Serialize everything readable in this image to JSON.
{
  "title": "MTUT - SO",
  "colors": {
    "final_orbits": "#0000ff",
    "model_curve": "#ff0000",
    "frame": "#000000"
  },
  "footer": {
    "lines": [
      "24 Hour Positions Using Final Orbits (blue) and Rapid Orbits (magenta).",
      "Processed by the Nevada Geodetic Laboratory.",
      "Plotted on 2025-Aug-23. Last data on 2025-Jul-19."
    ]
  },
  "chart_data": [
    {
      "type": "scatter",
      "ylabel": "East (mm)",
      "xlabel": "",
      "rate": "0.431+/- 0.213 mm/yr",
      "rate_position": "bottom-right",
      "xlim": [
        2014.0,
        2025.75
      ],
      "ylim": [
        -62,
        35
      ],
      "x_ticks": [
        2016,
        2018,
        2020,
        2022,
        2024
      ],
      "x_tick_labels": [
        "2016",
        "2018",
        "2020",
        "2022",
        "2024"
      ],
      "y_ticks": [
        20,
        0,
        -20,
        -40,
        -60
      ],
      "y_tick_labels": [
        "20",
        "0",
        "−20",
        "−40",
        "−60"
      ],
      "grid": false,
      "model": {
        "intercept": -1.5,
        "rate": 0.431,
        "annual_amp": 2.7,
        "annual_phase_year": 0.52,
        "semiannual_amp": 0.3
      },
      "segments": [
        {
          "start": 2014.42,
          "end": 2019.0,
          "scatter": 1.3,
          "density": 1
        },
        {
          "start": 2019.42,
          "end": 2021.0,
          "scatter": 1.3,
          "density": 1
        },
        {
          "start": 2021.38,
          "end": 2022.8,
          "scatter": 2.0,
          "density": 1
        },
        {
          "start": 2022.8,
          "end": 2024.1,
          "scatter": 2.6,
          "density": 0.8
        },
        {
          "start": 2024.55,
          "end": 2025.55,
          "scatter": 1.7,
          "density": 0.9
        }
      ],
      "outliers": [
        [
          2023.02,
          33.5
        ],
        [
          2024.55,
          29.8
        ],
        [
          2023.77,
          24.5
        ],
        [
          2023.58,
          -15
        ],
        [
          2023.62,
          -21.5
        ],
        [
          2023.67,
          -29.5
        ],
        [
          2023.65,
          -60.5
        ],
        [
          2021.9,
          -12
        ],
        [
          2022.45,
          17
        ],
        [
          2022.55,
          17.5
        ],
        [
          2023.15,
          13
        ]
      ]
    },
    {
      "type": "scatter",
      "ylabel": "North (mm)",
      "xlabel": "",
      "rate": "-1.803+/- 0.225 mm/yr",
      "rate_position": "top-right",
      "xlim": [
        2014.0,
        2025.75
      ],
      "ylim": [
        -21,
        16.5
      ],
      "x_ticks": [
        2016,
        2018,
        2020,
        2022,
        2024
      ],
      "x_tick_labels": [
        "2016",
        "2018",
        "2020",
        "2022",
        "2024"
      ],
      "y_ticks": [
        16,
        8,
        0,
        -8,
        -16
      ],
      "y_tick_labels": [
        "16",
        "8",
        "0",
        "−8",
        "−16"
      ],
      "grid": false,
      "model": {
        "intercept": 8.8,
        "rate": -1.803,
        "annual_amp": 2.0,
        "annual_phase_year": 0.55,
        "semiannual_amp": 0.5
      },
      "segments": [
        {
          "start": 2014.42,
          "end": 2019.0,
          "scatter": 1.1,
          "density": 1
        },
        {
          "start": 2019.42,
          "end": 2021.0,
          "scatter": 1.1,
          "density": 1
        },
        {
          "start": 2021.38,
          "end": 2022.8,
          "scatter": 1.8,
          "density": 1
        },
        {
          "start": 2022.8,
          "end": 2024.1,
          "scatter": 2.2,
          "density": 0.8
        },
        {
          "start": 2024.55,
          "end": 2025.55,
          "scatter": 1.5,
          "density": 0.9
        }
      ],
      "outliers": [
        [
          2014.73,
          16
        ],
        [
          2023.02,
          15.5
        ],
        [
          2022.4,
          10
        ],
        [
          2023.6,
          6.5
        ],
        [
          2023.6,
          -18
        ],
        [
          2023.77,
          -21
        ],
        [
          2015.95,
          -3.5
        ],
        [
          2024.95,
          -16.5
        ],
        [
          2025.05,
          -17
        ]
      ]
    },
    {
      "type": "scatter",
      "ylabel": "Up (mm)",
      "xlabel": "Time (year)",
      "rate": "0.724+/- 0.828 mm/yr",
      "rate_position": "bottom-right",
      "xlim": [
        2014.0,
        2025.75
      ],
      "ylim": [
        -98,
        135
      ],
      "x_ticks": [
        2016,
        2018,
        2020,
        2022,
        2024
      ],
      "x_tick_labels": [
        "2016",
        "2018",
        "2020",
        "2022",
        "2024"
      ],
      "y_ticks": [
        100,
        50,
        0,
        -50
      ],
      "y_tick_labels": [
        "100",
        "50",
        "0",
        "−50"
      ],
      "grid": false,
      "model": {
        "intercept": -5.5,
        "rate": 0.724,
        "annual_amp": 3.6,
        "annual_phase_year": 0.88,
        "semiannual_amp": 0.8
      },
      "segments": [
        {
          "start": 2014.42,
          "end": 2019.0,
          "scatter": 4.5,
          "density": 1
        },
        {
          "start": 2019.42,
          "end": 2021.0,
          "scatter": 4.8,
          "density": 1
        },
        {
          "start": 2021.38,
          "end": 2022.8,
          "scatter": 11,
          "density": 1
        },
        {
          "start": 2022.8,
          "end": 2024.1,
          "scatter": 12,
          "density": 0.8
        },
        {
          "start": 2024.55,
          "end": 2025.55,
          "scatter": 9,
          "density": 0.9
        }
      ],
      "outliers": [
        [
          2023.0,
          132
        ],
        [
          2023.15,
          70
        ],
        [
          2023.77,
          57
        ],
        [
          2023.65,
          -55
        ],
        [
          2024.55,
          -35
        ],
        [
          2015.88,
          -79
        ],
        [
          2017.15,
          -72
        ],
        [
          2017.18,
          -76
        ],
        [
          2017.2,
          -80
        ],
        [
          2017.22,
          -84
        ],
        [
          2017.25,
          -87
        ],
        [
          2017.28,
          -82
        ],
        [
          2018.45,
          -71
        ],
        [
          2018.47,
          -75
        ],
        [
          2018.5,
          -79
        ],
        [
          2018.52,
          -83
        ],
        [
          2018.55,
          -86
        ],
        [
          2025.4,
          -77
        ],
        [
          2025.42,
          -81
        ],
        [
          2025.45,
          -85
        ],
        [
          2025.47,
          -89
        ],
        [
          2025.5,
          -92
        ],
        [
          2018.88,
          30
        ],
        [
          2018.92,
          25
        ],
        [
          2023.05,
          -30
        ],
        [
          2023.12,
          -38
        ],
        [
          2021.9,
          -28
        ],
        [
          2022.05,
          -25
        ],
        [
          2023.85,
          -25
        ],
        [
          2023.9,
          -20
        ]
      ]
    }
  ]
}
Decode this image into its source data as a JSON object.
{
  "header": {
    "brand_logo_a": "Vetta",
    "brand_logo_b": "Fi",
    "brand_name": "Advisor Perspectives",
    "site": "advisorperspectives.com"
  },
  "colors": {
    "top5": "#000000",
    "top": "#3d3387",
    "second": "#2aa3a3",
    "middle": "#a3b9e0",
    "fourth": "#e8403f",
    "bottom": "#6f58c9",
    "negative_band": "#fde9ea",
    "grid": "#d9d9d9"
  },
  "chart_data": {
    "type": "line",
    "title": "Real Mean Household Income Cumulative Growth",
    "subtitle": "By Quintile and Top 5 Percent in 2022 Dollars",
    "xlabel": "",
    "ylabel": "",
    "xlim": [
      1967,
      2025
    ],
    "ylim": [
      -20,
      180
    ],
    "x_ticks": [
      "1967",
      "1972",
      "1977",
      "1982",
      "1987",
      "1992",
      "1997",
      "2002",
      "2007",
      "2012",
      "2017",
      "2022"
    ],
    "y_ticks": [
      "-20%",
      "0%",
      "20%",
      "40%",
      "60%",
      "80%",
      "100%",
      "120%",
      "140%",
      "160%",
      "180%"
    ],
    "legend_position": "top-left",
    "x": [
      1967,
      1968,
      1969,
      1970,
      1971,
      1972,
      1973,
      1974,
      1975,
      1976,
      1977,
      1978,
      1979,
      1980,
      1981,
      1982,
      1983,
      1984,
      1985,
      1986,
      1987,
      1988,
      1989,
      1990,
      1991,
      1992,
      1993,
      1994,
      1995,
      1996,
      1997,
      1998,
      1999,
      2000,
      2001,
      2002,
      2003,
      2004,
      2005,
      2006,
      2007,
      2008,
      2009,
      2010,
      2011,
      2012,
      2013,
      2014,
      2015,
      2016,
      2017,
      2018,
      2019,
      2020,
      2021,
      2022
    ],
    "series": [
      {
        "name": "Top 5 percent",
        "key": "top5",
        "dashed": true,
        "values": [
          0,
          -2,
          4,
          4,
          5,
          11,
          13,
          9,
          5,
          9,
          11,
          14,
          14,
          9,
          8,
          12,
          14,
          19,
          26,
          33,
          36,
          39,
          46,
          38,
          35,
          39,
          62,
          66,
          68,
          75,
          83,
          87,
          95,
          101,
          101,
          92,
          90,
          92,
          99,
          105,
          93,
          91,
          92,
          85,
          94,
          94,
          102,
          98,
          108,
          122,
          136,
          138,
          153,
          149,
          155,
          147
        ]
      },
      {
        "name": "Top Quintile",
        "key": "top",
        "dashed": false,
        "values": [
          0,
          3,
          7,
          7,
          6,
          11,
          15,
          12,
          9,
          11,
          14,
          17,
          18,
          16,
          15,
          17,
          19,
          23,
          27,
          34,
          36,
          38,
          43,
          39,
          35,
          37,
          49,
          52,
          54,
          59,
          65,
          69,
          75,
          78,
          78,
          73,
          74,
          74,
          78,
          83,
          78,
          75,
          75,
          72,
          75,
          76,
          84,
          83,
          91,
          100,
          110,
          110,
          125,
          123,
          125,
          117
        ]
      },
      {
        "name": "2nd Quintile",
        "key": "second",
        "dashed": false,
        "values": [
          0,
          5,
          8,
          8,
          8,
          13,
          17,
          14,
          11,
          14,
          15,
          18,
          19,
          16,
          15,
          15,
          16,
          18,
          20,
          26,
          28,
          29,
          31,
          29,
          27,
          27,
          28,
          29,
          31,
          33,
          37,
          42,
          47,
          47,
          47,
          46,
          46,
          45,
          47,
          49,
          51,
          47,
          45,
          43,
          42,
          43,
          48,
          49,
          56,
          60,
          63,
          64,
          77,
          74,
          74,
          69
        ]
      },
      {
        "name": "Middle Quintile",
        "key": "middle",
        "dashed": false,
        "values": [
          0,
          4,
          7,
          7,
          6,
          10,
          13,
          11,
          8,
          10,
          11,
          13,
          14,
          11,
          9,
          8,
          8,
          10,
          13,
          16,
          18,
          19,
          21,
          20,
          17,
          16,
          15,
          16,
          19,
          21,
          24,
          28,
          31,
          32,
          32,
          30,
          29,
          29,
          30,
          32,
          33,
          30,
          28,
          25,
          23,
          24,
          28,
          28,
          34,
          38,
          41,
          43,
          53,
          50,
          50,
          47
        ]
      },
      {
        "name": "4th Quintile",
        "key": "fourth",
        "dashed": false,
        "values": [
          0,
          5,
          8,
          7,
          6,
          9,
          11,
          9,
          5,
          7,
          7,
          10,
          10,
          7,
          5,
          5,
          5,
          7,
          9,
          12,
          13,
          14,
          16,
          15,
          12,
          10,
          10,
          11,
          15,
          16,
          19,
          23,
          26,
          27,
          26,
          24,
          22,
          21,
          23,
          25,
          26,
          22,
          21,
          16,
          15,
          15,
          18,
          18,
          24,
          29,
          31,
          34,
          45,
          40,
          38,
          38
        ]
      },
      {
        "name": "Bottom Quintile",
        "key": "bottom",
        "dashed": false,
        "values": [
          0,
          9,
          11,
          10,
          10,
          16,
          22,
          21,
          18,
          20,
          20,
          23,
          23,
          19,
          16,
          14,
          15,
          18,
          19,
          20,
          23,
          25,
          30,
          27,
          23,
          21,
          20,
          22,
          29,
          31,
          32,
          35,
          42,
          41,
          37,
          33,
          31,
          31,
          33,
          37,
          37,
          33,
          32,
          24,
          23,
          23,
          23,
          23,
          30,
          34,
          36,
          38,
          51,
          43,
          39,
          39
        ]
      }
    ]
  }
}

******************************

What is required:
Locate the word "JSON" in the records and collect each line it appears in.

Response for this exercise:
Serialize everything readable in this image to JSON.
Decode this image into its source data as a JSON object.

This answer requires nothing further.